### Task brief
Extract, from the listing that follows, each line containing the word "data".
++++ Records for processing
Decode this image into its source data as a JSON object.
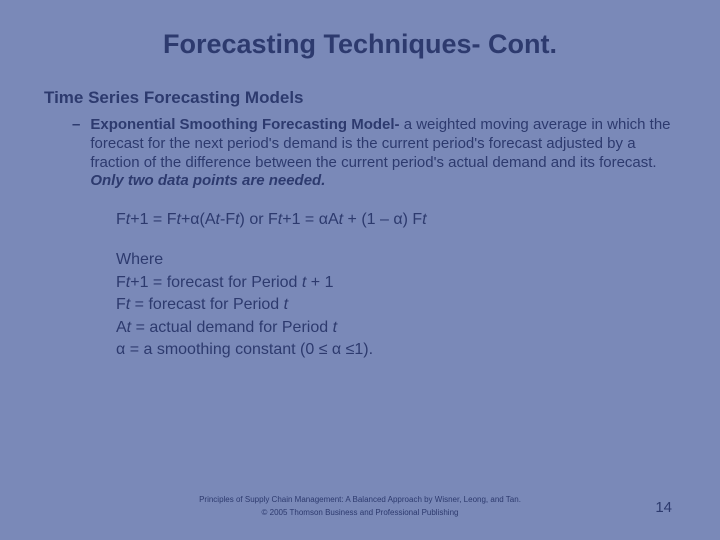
{
  "colors": {
    "background": "#7a89b8",
    "text": "#2d3a6e"
  },
  "title": "Forecasting Techniques- Cont.",
  "subtitle": "Time Series Forecasting Models",
  "bullet": {
    "dash": "–",
    "model_name": "Exponential Smoothing Forecasting Model-",
    "description_part1": " a weighted moving average in which the forecast for the next period's demand is the current period's forecast adjusted by a fraction of the difference between the current period's actual demand and its forecast. ",
    "emphasis": "Only two data points are needed."
  },
  "formula": {
    "line": "Ft+1 = Ft+α(At-Ft) or Ft+1 = αAt + (1 – α) Ft"
  },
  "where": {
    "heading": "Where",
    "line1_pre": "F",
    "line1_sub": "t+1",
    "line1_rest": " = forecast for Period t + 1",
    "line2_pre": "F",
    "line2_sub": "t",
    "line2_rest": " = forecast for Period t",
    "line3_pre": "A",
    "line3_sub": "t",
    "line3_rest": " = actual demand for Period t",
    "line4": "α = a smoothing constant (0 ≤ α ≤1)."
  },
  "footer": {
    "line1": "Principles of Supply Chain Management: A Balanced Approach by Wisner, Leong, and Tan.",
    "line2": "© 2005 Thomson Business and Professional Publishing"
  },
  "page_number": "14"
}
++++++++
### Exercise response
Decode this image into its source data as a JSON object.
    "emphasis": "Only two data points are needed."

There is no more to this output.